Stored items from a collection
****************

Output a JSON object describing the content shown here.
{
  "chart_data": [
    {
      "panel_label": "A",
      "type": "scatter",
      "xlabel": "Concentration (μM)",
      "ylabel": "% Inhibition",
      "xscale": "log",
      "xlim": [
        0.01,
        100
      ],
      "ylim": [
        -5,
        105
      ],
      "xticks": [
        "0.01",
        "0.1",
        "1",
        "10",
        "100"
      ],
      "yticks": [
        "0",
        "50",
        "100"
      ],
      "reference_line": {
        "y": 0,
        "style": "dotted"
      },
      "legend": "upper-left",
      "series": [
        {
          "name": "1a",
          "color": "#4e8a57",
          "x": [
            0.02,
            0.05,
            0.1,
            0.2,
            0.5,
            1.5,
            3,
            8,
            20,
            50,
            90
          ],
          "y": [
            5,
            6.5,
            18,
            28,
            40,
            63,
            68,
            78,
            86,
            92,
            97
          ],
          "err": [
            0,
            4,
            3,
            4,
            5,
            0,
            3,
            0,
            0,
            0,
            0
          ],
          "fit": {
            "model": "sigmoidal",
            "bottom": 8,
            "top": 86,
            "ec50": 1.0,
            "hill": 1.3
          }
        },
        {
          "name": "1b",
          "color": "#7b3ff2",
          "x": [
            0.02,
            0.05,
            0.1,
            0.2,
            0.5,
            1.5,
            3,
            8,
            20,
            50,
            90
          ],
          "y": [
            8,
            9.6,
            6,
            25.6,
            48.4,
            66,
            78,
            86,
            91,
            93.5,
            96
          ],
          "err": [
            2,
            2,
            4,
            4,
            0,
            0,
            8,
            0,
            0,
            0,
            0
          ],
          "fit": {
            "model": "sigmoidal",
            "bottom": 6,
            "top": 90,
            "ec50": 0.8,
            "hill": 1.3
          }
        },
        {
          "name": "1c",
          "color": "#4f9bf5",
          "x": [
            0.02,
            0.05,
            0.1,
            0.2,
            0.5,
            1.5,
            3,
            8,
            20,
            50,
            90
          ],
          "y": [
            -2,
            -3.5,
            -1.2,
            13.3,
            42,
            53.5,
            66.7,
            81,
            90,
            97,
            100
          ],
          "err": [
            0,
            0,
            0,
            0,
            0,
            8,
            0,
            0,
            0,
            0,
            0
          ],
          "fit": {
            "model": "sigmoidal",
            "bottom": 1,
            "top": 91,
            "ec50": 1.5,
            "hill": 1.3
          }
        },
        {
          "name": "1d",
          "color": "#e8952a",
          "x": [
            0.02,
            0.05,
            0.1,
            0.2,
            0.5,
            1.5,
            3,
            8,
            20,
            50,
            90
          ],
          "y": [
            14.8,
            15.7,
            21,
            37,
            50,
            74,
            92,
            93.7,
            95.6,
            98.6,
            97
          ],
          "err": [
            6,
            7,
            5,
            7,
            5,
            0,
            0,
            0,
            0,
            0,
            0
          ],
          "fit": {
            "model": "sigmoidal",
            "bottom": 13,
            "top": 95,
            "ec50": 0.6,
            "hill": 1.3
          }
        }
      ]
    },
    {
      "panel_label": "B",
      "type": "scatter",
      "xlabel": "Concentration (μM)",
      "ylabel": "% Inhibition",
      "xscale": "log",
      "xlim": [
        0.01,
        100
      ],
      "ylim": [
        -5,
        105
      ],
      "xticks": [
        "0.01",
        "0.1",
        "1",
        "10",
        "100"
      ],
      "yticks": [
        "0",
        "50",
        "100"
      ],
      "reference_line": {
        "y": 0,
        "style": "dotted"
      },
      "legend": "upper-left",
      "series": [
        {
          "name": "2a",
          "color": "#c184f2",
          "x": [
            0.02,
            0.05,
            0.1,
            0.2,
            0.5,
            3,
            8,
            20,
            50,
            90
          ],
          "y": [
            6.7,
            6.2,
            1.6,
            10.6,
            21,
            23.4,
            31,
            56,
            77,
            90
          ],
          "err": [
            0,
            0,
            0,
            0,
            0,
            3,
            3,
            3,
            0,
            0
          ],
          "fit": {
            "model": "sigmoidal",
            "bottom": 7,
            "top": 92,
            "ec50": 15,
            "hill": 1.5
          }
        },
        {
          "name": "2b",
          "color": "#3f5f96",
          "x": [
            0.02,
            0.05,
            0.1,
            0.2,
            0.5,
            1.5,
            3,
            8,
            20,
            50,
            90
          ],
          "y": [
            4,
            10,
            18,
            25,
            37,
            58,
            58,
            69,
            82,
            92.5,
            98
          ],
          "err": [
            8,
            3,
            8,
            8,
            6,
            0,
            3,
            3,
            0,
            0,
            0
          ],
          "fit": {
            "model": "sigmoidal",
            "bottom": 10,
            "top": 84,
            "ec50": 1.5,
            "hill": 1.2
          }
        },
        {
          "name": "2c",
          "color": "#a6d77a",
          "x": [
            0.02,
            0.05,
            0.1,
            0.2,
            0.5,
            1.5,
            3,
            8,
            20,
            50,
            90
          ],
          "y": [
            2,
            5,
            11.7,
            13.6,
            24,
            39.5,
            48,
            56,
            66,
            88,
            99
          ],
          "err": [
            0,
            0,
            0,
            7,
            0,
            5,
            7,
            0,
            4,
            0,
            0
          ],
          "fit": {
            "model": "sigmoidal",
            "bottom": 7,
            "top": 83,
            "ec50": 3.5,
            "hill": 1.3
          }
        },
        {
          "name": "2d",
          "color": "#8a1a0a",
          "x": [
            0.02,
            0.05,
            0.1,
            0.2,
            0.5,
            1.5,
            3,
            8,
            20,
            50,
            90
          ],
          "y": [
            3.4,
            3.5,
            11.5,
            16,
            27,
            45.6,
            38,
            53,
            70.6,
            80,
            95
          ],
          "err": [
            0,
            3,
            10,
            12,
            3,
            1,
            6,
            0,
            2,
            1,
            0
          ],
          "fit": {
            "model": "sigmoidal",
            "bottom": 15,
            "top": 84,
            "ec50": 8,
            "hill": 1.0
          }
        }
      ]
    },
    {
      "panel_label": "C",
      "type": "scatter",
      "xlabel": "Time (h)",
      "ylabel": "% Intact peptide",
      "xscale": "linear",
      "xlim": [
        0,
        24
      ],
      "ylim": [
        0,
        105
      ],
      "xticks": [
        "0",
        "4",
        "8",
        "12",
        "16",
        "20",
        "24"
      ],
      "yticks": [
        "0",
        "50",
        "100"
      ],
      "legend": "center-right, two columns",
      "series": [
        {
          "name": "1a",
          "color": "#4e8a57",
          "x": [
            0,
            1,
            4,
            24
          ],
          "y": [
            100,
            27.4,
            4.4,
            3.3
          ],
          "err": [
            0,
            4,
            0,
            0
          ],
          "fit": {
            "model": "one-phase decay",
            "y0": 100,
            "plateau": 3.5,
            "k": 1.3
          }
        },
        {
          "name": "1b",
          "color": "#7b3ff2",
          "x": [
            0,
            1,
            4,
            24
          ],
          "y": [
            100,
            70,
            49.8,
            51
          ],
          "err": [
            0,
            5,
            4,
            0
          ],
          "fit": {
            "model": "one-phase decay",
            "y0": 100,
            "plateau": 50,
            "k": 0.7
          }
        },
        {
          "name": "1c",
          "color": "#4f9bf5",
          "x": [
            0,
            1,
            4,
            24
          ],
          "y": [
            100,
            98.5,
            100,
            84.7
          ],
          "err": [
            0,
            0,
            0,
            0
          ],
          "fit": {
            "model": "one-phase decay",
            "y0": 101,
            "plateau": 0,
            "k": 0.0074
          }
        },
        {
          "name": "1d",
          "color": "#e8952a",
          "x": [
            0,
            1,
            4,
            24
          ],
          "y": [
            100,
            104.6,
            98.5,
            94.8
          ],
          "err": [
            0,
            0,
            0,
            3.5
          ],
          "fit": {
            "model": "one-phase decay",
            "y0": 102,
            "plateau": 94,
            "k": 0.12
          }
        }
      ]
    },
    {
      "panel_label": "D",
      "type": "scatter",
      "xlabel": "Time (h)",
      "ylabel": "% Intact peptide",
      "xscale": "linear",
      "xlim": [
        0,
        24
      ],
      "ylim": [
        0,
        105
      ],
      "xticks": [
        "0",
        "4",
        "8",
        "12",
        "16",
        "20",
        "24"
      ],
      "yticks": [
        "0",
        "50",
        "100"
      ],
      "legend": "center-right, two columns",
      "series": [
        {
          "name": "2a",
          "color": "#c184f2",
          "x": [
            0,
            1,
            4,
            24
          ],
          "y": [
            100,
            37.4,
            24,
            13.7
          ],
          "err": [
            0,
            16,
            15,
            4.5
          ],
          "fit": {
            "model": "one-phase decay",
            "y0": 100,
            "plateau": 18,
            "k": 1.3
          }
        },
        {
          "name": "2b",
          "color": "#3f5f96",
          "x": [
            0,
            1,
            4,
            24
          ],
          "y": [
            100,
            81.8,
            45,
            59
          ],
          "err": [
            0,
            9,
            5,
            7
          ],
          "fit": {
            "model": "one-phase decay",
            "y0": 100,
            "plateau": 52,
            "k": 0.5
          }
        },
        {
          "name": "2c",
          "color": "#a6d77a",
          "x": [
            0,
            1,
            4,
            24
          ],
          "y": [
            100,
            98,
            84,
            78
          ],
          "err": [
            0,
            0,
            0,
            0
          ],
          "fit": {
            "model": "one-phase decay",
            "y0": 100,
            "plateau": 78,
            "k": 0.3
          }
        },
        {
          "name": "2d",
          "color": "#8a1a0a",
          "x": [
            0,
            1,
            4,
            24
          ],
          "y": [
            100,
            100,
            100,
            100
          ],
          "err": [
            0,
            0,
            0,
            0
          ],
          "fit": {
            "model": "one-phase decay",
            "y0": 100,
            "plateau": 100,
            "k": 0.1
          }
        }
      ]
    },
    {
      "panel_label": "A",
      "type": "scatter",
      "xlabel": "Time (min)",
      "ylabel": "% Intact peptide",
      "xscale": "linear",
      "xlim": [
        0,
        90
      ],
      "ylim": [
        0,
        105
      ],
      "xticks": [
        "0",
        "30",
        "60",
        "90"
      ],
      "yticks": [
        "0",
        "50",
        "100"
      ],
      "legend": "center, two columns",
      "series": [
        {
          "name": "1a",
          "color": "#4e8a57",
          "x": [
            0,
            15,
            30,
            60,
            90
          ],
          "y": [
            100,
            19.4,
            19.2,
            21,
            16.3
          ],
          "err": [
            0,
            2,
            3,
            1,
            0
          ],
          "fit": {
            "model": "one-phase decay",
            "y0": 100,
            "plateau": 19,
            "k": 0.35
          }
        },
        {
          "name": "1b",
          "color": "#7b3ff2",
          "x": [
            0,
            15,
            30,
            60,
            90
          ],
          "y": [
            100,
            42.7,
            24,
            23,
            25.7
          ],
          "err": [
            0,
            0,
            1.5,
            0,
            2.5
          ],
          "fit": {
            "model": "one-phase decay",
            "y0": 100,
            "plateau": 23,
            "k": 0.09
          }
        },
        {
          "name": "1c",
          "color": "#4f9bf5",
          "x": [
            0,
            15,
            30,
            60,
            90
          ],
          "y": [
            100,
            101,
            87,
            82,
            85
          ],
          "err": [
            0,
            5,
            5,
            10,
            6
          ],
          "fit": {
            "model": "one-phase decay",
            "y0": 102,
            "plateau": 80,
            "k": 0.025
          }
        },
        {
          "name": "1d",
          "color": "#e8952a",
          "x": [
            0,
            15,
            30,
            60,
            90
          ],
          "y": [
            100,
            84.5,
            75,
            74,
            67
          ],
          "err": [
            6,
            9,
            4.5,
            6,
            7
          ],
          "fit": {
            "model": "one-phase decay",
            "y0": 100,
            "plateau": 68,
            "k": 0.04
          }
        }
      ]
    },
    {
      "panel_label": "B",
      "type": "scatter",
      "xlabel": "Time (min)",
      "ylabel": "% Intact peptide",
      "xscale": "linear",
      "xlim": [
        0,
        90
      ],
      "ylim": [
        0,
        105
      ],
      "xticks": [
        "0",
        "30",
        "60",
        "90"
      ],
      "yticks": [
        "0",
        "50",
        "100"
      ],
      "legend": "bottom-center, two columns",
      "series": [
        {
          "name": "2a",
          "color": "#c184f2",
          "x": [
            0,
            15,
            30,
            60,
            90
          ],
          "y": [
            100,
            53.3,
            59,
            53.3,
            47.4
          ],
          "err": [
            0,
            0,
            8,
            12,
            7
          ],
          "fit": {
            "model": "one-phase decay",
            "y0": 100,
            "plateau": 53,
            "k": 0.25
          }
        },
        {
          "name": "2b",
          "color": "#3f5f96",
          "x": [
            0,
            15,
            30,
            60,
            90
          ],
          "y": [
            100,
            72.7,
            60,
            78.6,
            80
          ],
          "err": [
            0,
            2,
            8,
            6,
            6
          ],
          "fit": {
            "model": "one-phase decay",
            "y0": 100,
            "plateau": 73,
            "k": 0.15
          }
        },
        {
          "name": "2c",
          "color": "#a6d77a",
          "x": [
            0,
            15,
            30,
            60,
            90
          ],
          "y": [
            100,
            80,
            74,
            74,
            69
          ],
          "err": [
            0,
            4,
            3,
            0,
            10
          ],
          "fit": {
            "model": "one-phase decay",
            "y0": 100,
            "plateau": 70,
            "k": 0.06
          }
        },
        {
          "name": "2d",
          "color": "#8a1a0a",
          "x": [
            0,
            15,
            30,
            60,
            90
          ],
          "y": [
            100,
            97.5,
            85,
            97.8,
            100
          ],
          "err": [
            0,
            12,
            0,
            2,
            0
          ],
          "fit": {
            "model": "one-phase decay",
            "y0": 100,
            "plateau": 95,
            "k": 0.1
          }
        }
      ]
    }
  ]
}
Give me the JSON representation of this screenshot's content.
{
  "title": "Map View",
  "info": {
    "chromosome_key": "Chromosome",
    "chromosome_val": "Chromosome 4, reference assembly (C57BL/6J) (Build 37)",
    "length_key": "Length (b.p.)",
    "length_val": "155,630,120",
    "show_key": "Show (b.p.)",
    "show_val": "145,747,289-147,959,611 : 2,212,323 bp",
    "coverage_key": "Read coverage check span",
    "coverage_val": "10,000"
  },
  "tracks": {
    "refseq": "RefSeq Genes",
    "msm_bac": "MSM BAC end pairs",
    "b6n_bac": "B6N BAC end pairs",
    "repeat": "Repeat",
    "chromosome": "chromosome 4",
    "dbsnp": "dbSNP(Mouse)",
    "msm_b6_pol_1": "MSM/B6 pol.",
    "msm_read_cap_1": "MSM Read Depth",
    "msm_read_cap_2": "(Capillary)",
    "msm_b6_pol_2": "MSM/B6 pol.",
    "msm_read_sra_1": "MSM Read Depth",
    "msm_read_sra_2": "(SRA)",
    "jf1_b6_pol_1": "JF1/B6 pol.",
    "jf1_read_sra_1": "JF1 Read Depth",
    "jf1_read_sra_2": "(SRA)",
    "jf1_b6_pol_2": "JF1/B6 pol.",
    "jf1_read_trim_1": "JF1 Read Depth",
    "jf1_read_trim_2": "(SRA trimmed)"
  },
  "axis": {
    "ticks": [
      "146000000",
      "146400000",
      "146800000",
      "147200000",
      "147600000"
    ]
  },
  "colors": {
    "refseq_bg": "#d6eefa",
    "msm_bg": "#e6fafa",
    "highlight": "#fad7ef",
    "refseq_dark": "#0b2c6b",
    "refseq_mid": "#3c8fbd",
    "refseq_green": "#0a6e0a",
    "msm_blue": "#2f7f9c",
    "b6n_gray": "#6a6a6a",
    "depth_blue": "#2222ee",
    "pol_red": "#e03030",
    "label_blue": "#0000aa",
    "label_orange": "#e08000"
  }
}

****************

*Your objective:* Where a line in the records above contains the word "pairs", copy that line.

*Task response:*
    "msm_bac": "MSM BAC end pairs",
    "b6n_bac": "B6N BAC end pairs",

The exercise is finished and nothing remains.